▸ Layout annotation records
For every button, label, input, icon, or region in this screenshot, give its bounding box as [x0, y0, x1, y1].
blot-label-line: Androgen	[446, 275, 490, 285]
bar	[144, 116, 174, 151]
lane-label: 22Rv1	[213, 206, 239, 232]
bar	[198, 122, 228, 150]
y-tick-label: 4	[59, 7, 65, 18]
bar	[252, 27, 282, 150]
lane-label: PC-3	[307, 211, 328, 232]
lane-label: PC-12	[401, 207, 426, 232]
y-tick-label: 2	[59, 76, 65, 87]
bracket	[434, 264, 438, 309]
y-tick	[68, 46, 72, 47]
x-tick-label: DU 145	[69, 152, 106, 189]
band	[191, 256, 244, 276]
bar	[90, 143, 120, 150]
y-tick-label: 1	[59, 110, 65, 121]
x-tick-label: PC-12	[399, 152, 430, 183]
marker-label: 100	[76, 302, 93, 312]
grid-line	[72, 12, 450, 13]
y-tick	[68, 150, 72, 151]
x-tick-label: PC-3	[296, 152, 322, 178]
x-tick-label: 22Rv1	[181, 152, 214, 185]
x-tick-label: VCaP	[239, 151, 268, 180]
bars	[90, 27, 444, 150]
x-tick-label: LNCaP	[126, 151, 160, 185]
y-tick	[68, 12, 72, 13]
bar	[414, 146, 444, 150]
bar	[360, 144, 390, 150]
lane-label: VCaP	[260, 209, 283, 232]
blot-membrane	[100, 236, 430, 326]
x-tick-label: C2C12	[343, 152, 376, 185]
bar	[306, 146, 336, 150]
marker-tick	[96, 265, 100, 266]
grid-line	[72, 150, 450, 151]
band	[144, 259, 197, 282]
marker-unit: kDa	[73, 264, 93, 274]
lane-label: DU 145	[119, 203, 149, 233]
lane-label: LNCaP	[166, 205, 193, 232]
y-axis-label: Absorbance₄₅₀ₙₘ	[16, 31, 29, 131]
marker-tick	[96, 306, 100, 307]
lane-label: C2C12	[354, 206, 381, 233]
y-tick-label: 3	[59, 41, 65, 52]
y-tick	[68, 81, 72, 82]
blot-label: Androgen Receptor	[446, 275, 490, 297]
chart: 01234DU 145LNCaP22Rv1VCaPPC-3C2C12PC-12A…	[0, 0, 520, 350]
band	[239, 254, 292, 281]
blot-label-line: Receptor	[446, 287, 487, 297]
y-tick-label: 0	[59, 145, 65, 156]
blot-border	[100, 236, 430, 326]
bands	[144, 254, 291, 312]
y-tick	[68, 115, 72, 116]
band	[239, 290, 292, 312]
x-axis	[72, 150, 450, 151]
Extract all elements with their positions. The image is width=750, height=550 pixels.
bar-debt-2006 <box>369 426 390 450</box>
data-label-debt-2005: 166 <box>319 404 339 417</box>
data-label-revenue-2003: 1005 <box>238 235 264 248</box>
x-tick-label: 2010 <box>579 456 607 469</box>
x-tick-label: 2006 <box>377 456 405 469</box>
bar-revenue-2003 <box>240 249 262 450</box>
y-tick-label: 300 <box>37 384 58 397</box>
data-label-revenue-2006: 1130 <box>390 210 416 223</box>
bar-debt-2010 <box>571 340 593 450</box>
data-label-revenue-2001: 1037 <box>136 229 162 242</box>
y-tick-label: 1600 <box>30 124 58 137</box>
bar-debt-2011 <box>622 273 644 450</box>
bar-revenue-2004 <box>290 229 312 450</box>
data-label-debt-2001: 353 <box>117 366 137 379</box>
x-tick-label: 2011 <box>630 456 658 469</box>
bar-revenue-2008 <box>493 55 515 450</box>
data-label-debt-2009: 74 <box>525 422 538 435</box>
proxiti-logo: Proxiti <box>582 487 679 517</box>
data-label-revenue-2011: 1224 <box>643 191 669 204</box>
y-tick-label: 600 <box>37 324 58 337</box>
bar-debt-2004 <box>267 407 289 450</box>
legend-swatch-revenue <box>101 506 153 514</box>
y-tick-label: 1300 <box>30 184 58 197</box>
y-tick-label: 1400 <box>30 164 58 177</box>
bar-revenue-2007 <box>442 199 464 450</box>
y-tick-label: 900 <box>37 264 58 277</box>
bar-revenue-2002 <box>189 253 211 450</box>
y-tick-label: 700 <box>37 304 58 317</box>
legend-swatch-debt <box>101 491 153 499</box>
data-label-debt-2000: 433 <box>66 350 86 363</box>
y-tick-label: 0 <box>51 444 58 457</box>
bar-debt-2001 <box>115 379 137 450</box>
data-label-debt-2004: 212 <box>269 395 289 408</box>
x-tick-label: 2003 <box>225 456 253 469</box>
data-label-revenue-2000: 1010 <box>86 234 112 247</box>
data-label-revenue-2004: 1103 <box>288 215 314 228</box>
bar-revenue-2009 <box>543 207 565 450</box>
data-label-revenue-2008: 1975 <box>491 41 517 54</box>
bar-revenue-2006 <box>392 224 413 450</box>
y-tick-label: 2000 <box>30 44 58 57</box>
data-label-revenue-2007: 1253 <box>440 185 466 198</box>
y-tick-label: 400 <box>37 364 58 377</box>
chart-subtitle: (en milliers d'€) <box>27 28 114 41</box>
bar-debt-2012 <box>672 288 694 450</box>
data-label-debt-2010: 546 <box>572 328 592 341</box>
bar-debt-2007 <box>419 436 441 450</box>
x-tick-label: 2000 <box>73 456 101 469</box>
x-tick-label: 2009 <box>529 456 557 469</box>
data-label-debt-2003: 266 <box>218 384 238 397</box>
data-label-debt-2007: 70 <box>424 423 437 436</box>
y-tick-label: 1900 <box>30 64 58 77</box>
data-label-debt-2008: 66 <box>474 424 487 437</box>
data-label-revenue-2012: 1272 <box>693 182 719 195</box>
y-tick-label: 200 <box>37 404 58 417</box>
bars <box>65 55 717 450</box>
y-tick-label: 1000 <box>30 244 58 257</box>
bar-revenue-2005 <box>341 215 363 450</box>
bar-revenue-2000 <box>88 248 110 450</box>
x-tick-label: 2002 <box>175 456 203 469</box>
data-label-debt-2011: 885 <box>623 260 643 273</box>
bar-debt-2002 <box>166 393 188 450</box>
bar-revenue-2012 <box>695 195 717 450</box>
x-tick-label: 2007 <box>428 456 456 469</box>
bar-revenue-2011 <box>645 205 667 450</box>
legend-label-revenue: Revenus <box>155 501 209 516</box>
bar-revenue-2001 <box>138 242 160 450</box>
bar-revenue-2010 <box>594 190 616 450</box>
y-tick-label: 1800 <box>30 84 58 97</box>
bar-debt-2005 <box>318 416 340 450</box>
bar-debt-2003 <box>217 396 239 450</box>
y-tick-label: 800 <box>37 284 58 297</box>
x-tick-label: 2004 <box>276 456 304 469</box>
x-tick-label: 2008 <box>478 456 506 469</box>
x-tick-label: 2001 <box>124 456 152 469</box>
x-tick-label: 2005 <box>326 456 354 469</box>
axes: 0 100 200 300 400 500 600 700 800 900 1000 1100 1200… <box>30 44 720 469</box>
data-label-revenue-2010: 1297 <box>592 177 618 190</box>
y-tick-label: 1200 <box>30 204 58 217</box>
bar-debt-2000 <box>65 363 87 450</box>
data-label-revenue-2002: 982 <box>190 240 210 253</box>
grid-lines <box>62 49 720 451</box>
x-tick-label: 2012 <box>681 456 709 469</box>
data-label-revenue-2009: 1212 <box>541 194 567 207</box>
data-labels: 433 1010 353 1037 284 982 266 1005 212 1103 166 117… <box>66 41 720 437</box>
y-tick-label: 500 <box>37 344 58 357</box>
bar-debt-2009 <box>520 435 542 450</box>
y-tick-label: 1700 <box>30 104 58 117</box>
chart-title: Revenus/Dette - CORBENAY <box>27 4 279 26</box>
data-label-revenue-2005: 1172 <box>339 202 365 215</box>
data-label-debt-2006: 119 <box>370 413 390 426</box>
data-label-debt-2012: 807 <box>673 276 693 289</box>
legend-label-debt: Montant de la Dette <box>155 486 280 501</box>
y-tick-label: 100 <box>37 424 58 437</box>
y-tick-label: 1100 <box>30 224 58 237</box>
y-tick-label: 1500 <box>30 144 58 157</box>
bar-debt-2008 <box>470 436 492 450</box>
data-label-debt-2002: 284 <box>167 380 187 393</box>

▸ TASK INSTRUCTIONS
Please pull out every line in the items above that contains the string "Androgen", and copy each one in full.

▸ REPLY TO THE EXERCISE
blot-label-line: Androgen	[446, 275, 490, 285]
blot-label: Androgen Receptor	[446, 275, 490, 297]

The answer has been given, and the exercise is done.